***** EXCERPTED RECORDS

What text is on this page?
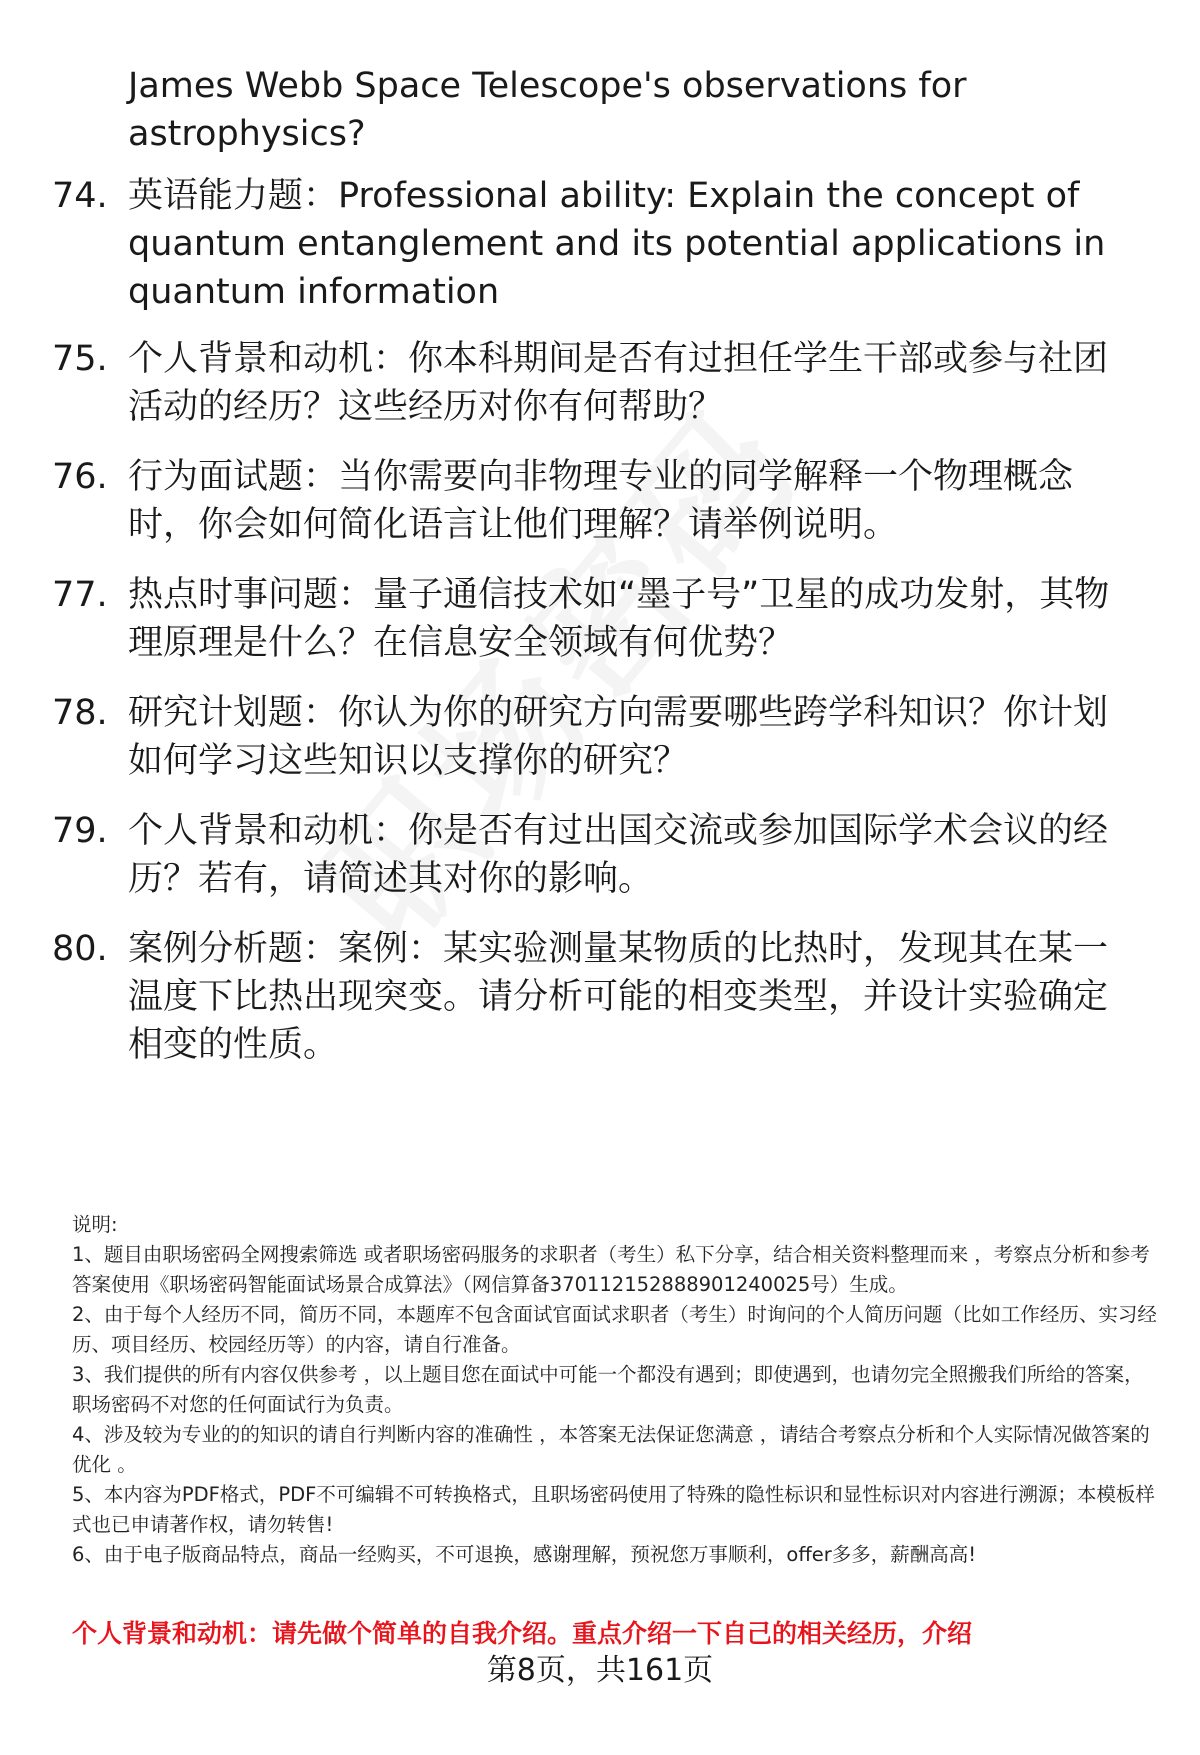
James Webb Space Telescope's observations for astrophysics?
74. 英语能力题：Professional ability: Explain the concept of quantum entanglement and its potential applications in quantum information
75. 个人背景和动机：你本科期间是否有过担任学生干部或参与社团活动的经历？这些经历对你有何帮助？
76. 行为面试题：当你需要向非物理专业的同学解释一个物理概念时，你会如何简化语言让他们理解？请举例说明。
77. 热点时事问题：量子通信技术如“墨子号”卫星的成功发射，其物理原理是什么？在信息安全领域有何优势？
78. 研究计划题：你认为你的研究方向需要哪些跨学科知识？你计划如何学习这些知识以支撑你的研究？
79. 个人背景和动机：你是否有过出国交流或参加国际学术会议的经历？若有，请简述其对你的影响。
80. 案例分析题：案例：某实验测量某物质的比热时，发现其在某一温度下比热出现突变。请分析可能的相变类型，并设计实验确定相变的性质。

说明:

1、题目由职场密码全网搜索筛选 或者职场密码服务的求职者（考生）私下分享，结合相关资料整理而来 ，考察点分析和参考答案使用《职场密码智能面试场景合成算法》（网信算备370112152888901240025号）生成。

2、由于每个人经历不同，简历不同，本题库不包含面试官面试求职者（考生）时询问的个人简历问题（比如工作经历、实习经历、项目经历、校园经历等）的内容，请自行准备。

3、我们提供的所有内容仅供参考 ，以上题目您在面试中可能一个都没有遇到；即使遇到，也请勿完全照搬我们所给的答案，职场密码不对您的任何面试行为负责。

4、涉及较为专业的的知识的请自行判断内容的准确性 ，本答案无法保证您满意 ，请结合考察点分析和个人实际情况做答案的优化 。

5、本内容为PDF格式，PDF不可编辑不可转换格式，且职场密码使用了特殊的隐性标识和显性标识对内容进行溯源；本模板样式也已申请著作权，请勿转售!

6、由于电子版商品特点，商品一经购买，不可退换，感谢理解，预祝您万事顺利，offer多多，薪酬高高!

个人背景和动机：请先做个简单的自我介绍。重点介绍一下自己的相关经历，介绍
第8页，共161页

**********

*SET EXERCISE*: Identify the lines that hold the word "个人背景和动机". Copy every one of them.

*RESPONSE*:
75. 个人背景和动机：你本科期间是否有过担任学生干部或参与社团活动的经历？这些经历对你有何帮助？
79. 个人背景和动机：你是否有过出国交流或参加国际学术会议的经历？若有，请简述其对你的影响。
个人背景和动机：请先做个简单的自我介绍。重点介绍一下自己的相关经历，介绍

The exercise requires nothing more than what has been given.